### EXERCISE PROMPT
For the copy, please give all of the data again exactly and leave the pictures out.

### SUPPLIED RECORDS
-- START --
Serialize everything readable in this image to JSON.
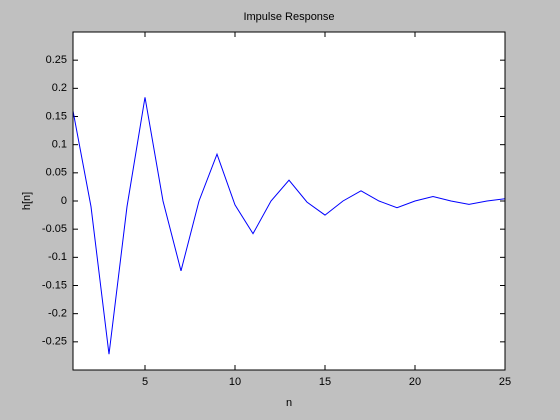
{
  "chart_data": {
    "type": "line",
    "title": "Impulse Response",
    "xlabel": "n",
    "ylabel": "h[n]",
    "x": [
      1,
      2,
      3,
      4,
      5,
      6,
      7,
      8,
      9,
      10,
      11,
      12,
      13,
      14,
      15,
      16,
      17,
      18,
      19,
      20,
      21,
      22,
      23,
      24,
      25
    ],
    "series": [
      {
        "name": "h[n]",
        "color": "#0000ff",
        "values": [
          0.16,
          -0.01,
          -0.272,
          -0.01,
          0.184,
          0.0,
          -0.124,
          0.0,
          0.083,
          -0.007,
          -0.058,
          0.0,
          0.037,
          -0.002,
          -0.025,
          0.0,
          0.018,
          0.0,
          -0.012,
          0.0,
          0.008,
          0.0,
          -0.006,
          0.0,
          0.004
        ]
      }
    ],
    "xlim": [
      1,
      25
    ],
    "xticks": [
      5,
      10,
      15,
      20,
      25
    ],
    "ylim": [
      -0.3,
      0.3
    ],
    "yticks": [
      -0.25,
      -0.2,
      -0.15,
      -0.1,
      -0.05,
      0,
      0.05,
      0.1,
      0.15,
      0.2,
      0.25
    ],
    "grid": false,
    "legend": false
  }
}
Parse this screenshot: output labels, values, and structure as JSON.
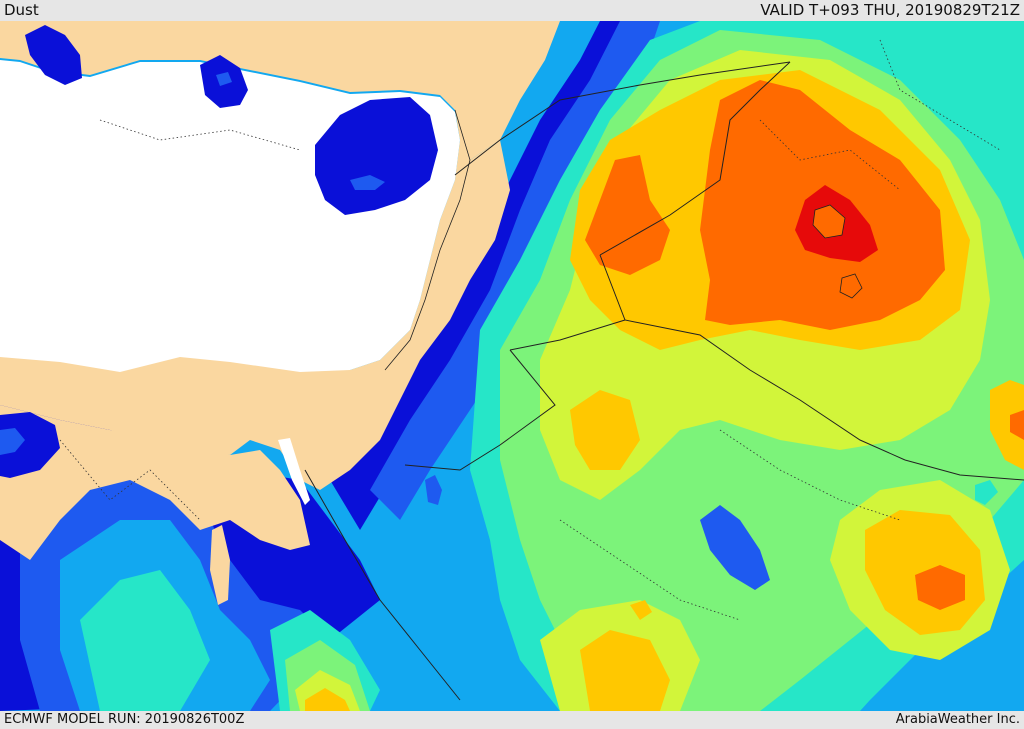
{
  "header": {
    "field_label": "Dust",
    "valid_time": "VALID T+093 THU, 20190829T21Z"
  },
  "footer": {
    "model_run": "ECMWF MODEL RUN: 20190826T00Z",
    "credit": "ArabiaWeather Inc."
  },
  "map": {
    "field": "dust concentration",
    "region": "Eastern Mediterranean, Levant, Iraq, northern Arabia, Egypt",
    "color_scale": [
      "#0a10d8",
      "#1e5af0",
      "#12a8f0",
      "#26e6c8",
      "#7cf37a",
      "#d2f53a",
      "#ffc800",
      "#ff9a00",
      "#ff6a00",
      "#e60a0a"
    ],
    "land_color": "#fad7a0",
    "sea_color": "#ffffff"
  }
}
-- END --
### COMPLETE RESPONSE
Serialize everything readable in this image to JSON.
{
  "chart_data": {
    "type": "line",
    "title": "Impulse Response",
    "xlabel": "n",
    "ylabel": "h[n]",
    "x": [
      1,
      2,
      3,
      4,
      5,
      6,
      7,
      8,
      9,
      10,
      11,
      12,
      13,
      14,
      15,
      16,
      17,
      18,
      19,
      20,
      21,
      22,
      23,
      24,
      25
    ],
    "series": [
      {
        "name": "h[n]",
        "color": "#0000ff",
        "values": [
          0.16,
          -0.01,
          -0.272,
          -0.01,
          0.184,
          0.0,
          -0.124,
          0.0,
          0.083,
          -0.007,
          -0.058,
          0.0,
          0.037,
          -0.002,
          -0.025,
          0.0,
          0.018,
          0.0,
          -0.012,
          0.0,
          0.008,
          0.0,
          -0.006,
          0.0,
          0.004
        ]
      }
    ],
    "xlim": [
      1,
      25
    ],
    "xticks": [
      5,
      10,
      15,
      20,
      25
    ],
    "ylim": [
      -0.3,
      0.3
    ],
    "yticks": [
      -0.25,
      -0.2,
      -0.15,
      -0.1,
      -0.05,
      0,
      0.05,
      0.1,
      0.15,
      0.2,
      0.25
    ],
    "grid": false,
    "legend": false
  }
}
Parse this screenshot: output labels, values, and structure as JSON.
{
  "header": {
    "field_label": "Dust",
    "valid_time": "VALID T+093 THU, 20190829T21Z"
  },
  "footer": {
    "model_run": "ECMWF MODEL RUN: 20190826T00Z",
    "credit": "ArabiaWeather Inc."
  },
  "map": {
    "field": "dust concentration",
    "region": "Eastern Mediterranean, Levant, Iraq, northern Arabia, Egypt",
    "color_scale": [
      "#0a10d8",
      "#1e5af0",
      "#12a8f0",
      "#26e6c8",
      "#7cf37a",
      "#d2f53a",
      "#ffc800",
      "#ff9a00",
      "#ff6a00",
      "#e60a0a"
    ],
    "land_color": "#fad7a0",
    "sea_color": "#ffffff"
  }
}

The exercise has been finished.